Entries provided start

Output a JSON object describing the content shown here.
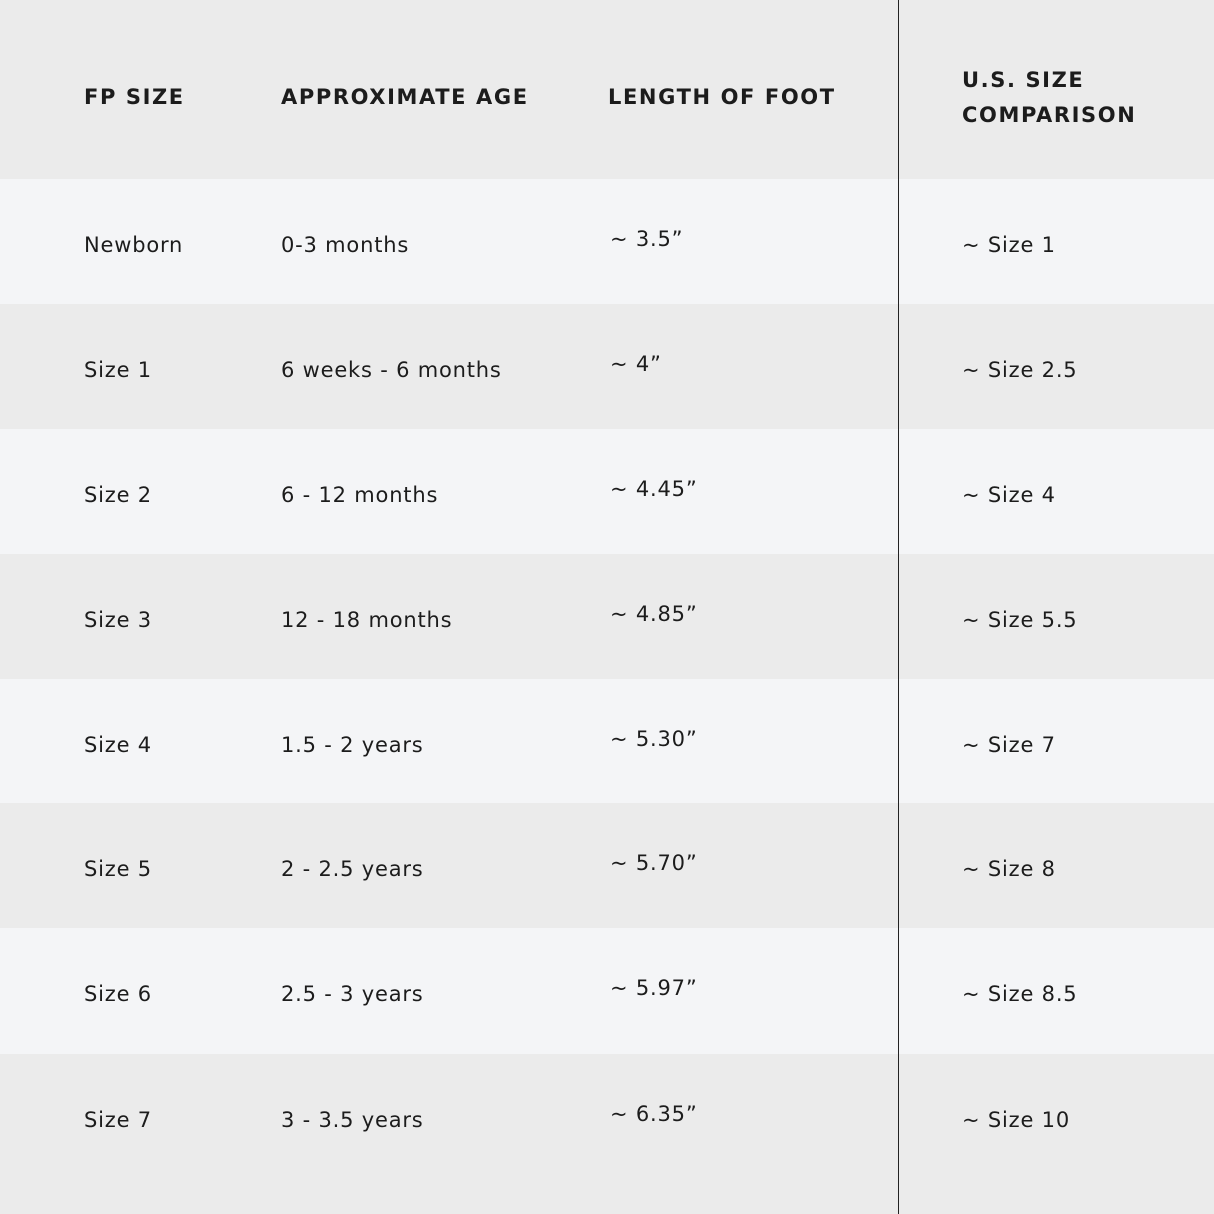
{
  "headers": [
    "FP SIZE",
    "APPROXIMATE AGE",
    "LENGTH OF FOOT",
    "U.S. SIZE",
    "COMPARISON"
  ],
  "rows": [
    {
      "fp_size": "Newborn",
      "age": "0-3 months",
      "length": "~ 3.5”",
      "us_size": "~ Size 1"
    },
    {
      "fp_size": "Size 1",
      "age": "6 weeks - 6 months",
      "length": "~ 4”",
      "us_size": "~ Size 2.5"
    },
    {
      "fp_size": "Size 2",
      "age": "6 - 12 months",
      "length": "~ 4.45”",
      "us_size": "~ Size 4"
    },
    {
      "fp_size": "Size 3",
      "age": "12 - 18 months",
      "length": "~ 4.85”",
      "us_size": "~ Size 5.5"
    },
    {
      "fp_size": "Size 4",
      "age": "1.5 - 2 years",
      "length": "~ 5.30”",
      "us_size": "~ Size 7"
    },
    {
      "fp_size": "Size 5",
      "age": "2 - 2.5 years",
      "length": "~ 5.70”",
      "us_size": "~ Size 8"
    },
    {
      "fp_size": "Size 6",
      "age": "2.5 - 3 years",
      "length": "~ 5.97”",
      "us_size": "~ Size 8.5"
    },
    {
      "fp_size": "Size 7",
      "age": "3 - 3.5 years",
      "length": "~ 6.35”",
      "us_size": "~ Size 10"
    }
  ]
}
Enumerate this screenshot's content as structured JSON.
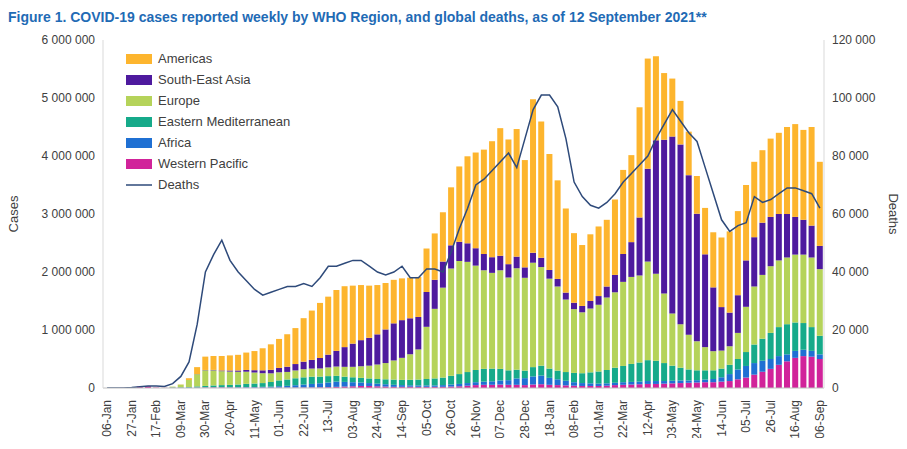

Entries provided end

- _Written problem_: Replicate the material above verbatim; images stay out of the copy.

- _Solution to this task_:
Output a JSON object describing the content shown here.
{
  "headers": [
    "FP SIZE",
    "APPROXIMATE AGE",
    "LENGTH OF FOOT",
    "U.S. SIZE",
    "COMPARISON"
  ],
  "rows": [
    {
      "fp_size": "Newborn",
      "age": "0-3 months",
      "length": "~ 3.5”",
      "us_size": "~ Size 1"
    },
    {
      "fp_size": "Size 1",
      "age": "6 weeks - 6 months",
      "length": "~ 4”",
      "us_size": "~ Size 2.5"
    },
    {
      "fp_size": "Size 2",
      "age": "6 - 12 months",
      "length": "~ 4.45”",
      "us_size": "~ Size 4"
    },
    {
      "fp_size": "Size 3",
      "age": "12 - 18 months",
      "length": "~ 4.85”",
      "us_size": "~ Size 5.5"
    },
    {
      "fp_size": "Size 4",
      "age": "1.5 - 2 years",
      "length": "~ 5.30”",
      "us_size": "~ Size 7"
    },
    {
      "fp_size": "Size 5",
      "age": "2 - 2.5 years",
      "length": "~ 5.70”",
      "us_size": "~ Size 8"
    },
    {
      "fp_size": "Size 6",
      "age": "2.5 - 3 years",
      "length": "~ 5.97”",
      "us_size": "~ Size 8.5"
    },
    {
      "fp_size": "Size 7",
      "age": "3 - 3.5 years",
      "length": "~ 6.35”",
      "us_size": "~ Size 10"
    }
  ]
}
Enumerate this screenshot's content as structured JSON.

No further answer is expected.